## Job
Exactly reproduce the lines that follow.
====================
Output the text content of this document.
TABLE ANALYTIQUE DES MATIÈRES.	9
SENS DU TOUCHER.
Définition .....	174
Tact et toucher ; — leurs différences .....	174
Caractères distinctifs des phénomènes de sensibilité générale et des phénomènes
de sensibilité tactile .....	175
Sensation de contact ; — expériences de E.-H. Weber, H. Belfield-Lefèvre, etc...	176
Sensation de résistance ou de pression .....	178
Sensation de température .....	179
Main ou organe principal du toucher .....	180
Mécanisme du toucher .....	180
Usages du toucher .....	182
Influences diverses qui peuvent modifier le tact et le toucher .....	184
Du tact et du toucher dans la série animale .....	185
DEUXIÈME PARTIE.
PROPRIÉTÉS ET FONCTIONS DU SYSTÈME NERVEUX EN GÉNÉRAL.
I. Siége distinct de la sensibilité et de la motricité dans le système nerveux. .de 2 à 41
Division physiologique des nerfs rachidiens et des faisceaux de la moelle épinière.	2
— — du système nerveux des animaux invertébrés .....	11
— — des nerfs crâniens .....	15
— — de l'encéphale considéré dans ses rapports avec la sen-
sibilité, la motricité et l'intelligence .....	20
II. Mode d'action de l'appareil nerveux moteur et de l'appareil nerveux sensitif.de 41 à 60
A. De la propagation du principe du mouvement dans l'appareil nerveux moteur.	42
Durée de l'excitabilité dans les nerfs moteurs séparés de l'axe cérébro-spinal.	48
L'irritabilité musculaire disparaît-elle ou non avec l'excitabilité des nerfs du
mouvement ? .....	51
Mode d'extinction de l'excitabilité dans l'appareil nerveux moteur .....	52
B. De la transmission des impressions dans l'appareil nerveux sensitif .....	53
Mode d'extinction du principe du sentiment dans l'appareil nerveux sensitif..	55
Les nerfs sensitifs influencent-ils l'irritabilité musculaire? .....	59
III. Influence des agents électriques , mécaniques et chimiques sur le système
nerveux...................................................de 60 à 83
====================
## The reply
Output the text content of this document.
TABLE ANALYTIQUE DES MATIÈRES.	9
SENS DU TOUCHER.
Définition .....	174
Tact et toucher ; — leurs différences .....	174
Caractères distinctifs des phénomènes de sensibilité générale et des phénomènes
de sensibilité tactile .....	175
Sensation de contact ; — expériences de E.-H. Weber, H. Belfield-Lefèvre, etc...	176
Sensation de résistance ou de pression .....	178
Sensation de température .....	179
Main ou organe principal du toucher .....	180
Mécanisme du toucher .....	180
Usages du toucher .....	182
Influences diverses qui peuvent modifier le tact et le toucher .....	184
Du tact et du toucher dans la série animale .....	185
DEUXIÈME PARTIE.
PROPRIÉTÉS ET FONCTIONS DU SYSTÈME NERVEUX EN GÉNÉRAL.
I. Siége distinct de la sensibilité et de la motricité dans le système nerveux. .de 2 à 41
Division physiologique des nerfs rachidiens et des faisceaux de la moelle épinière.	2
— — du système nerveux des animaux invertébrés .....	11
— — des nerfs crâniens .....	15
— — de l'encéphale considéré dans ses rapports avec la sen-
sibilité, la motricité et l'intelligence .....	20
II. Mode d'action de l'appareil nerveux moteur et de l'appareil nerveux sensitif.de 41 à 60
A. De la propagation du principe du mouvement dans l'appareil nerveux moteur.	42
Durée de l'excitabilité dans les nerfs moteurs séparés de l'axe cérébro-spinal.	48
L'irritabilité musculaire disparaît-elle ou non avec l'excitabilité des nerfs du
mouvement ? .....	51
Mode d'extinction de l'excitabilité dans l'appareil nerveux moteur .....	52
B. De la transmission des impressions dans l'appareil nerveux sensitif .....	53
Mode d'extinction du principe du sentiment dans l'appareil nerveux sensitif..	55
Les nerfs sensitifs influencent-ils l'irritabilité musculaire? .....	59
III. Influence des agents électriques , mécaniques et chimiques sur le système
nerveux...................................................de 60 à 83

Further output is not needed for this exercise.